**Exercise brief:** Gather every line of the entries that includes the word "سابق".

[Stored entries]
-- Start --

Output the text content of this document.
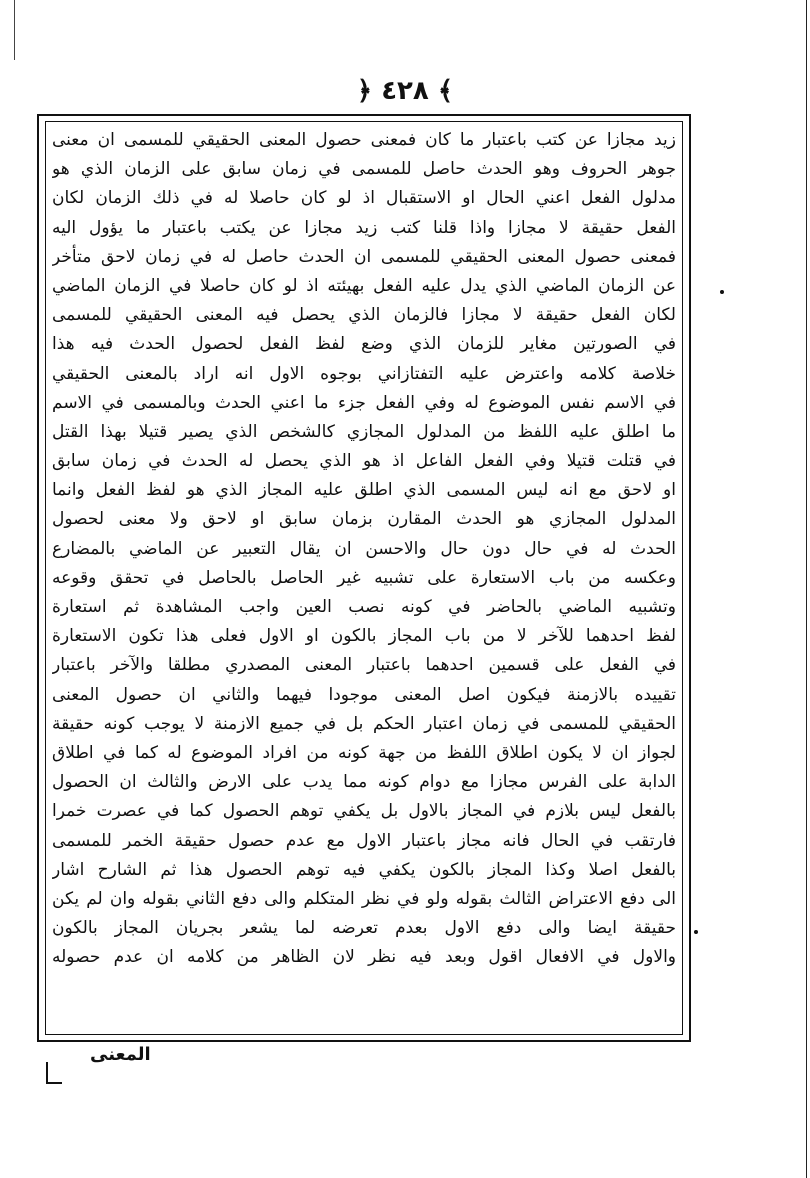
﴿ ٤٢٨ ﴾
زيد مجازا عن كتب باعتبار ما كان فمعنى حصول المعنى الحقيقي للمسمى ان معنى
جوهر الحروف وهو الحدث حاصل للمسمى في زمان سابق على الزمان الذي هو
مدلول الفعل اعني الحال او الاستقبال اذ لو كان حاصلا له في ذلك الزمان لكان
الفعل حقيقة لا مجازا واذا قلنا كتب زيد مجازا عن يكتب باعتبار ما يؤول اليه
فمعنى حصول المعنى الحقيقي للمسمى ان الحدث حاصل له في زمان لاحق متأخر
عن الزمان الماضي الذي يدل عليه الفعل بهيئته اذ لو كان حاصلا في الزمان الماضي
لكان الفعل حقيقة لا مجازا فالزمان الذي يحصل فيه المعنى الحقيقي للمسمى
في الصورتين مغاير للزمان الذي وضع لفظ الفعل لحصول الحدث فيه هذا
خلاصة كلامه واعترض عليه التفتازاني بوجوه الاول انه اراد بالمعنى الحقيقي
في الاسم نفس الموضوع له وفي الفعل جزء ما اعني الحدث وبالمسمى في الاسم
ما اطلق عليه اللفظ من المدلول المجازي كالشخص الذي يصير قتيلا بهذا القتل
في قتلت قتيلا وفي الفعل الفاعل اذ هو الذي يحصل له الحدث في زمان سابق
او لاحق مع انه ليس المسمى الذي اطلق عليه المجاز الذي هو لفظ الفعل وانما
المدلول المجازي هو الحدث المقارن بزمان سابق او لاحق ولا معنى لحصول
الحدث له في حال دون حال والاحسن ان يقال التعبير عن الماضي بالمضارع
وعكسه من باب الاستعارة على تشبيه غير الحاصل بالحاصل في تحقق وقوعه
وتشبيه الماضي بالحاضر في كونه نصب العين واجب المشاهدة ثم استعارة
لفظ احدهما للآخر لا من باب المجاز بالكون او الاول فعلى هذا تكون الاستعارة
في الفعل على قسمين احدهما باعتبار المعنى المصدري مطلقا والآخر باعتبار
تقييده بالازمنة فيكون اصل المعنى موجودا فيهما والثاني ان حصول المعنى
الحقيقي للمسمى في زمان اعتبار الحكم بل في جميع الازمنة لا يوجب كونه حقيقة
لجواز ان لا يكون اطلاق اللفظ من جهة كونه من افراد الموضوع له كما في اطلاق
الدابة على الفرس مجازا مع دوام كونه مما يدب على الارض والثالث ان الحصول
بالفعل ليس بلازم في المجاز بالاول بل يكفي توهم الحصول كما في عصرت خمرا
فارتقب في الحال فانه مجاز باعتبار الاول مع عدم حصول حقيقة الخمر للمسمى
بالفعل اصلا وكذا المجاز بالكون يكفي فيه توهم الحصول هذا ثم الشارح اشار
الى دفع الاعتراض الثالث بقوله ولو في نظر المتكلم والى دفع الثاني بقوله وان لم يكن
حقيقة ايضا والى دفع الاول بعدم تعرضه لما يشعر بجريان المجاز بالكون
والاول في الافعال اقول وبعد فيه نظر لان الظاهر من كلامه ان عدم حصوله
المعنى
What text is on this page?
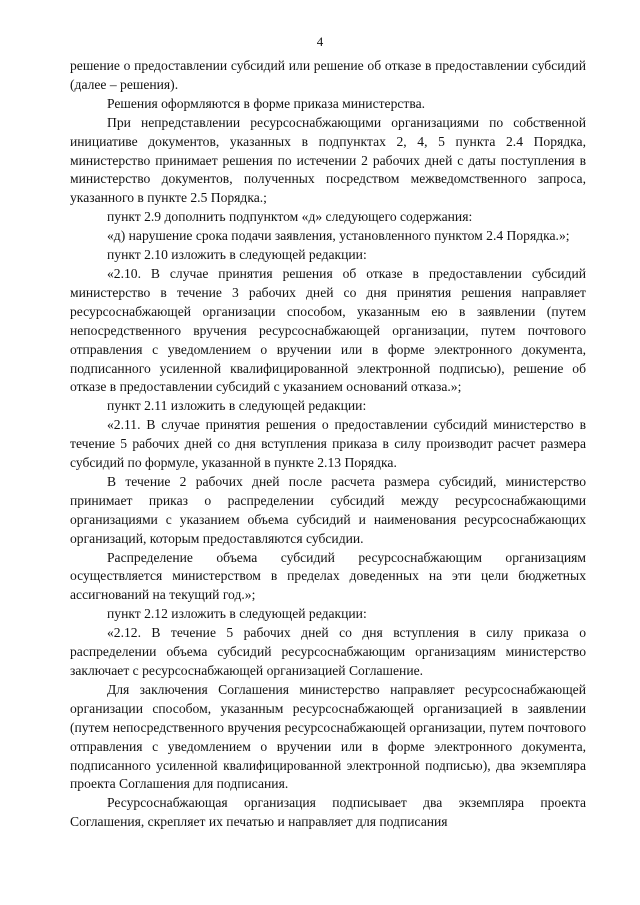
4

решение о предоставлении субсидий или решение об отказе в предоставлении субсидий (далее – решения).

Решения оформляются в форме приказа министерства.

При непредставлении ресурсоснабжающими организациями по собственной инициативе документов, указанных в подпунктах 2, 4, 5 пункта 2.4 Порядка, министерство принимает решения по истечении 2 рабочих дней с даты поступления в министерство документов, полученных посредством межведомственного запроса, указанного в пункте 2.5 Порядка.;

пункт 2.9 дополнить подпунктом «д» следующего содержания:

«д) нарушение срока подачи заявления, установленного пунктом 2.4 Порядка.»;

пункт 2.10 изложить в следующей редакции:

«2.10. В случае принятия решения об отказе в предоставлении субсидий министерство в течение 3 рабочих дней со дня принятия решения направляет ресурсоснабжающей организации способом, указанным ею в заявлении (путем непосредственного вручения ресурсоснабжающей организации, путем почтового отправления с уведомлением о вручении или в форме электронного документа, подписанного усиленной квалифицированной электронной подписью), решение об отказе в предоставлении субсидий с указанием оснований отказа.»;

пункт 2.11 изложить в следующей редакции:

«2.11. В случае принятия решения о предоставлении субсидий министерство в течение 5 рабочих дней со дня вступления приказа в силу производит расчет размера субсидий по формуле, указанной в пункте 2.13 Порядка.

В течение 2 рабочих дней после расчета размера субсидий, министерство принимает приказ о распределении субсидий между ресурсоснабжающими организациями с указанием объема субсидий и наименования ресурсоснабжающих организаций, которым предоставляются субсидии.

Распределение объема субсидий ресурсоснабжающим организациям осуществляется министерством в пределах доведенных на эти цели бюджетных ассигнований на текущий год.»;

пункт 2.12 изложить в следующей редакции:

«2.12. В течение 5 рабочих дней со дня вступления в силу приказа о распределении объема субсидий ресурсоснабжающим организациям министерство заключает с ресурсоснабжающей организацией Соглашение.

Для заключения Соглашения министерство направляет ресурсоснабжающей организации способом, указанным ресурсоснабжающей организацией в заявлении (путем непосредственного вручения ресурсоснабжающей организации, путем почтового отправления с уведомлением о вручении или в форме электронного документа, подписанного усиленной квалифицированной электронной подписью), два экземпляра проекта Соглашения для подписания.

Ресурсоснабжающая организация подписывает два экземпляра проекта Соглашения, скрепляет их печатью и направляет для подписания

-- End --

**Answer to this task:**
جوهر الحروف وهو الحدث حاصل للمسمى في زمان سابق على الزمان الذي هو
في قتلت قتيلا وفي الفعل الفاعل اذ هو الذي يحصل له الحدث في زمان سابق
المدلول المجازي هو الحدث المقارن بزمان سابق او لاحق ولا معنى لحصول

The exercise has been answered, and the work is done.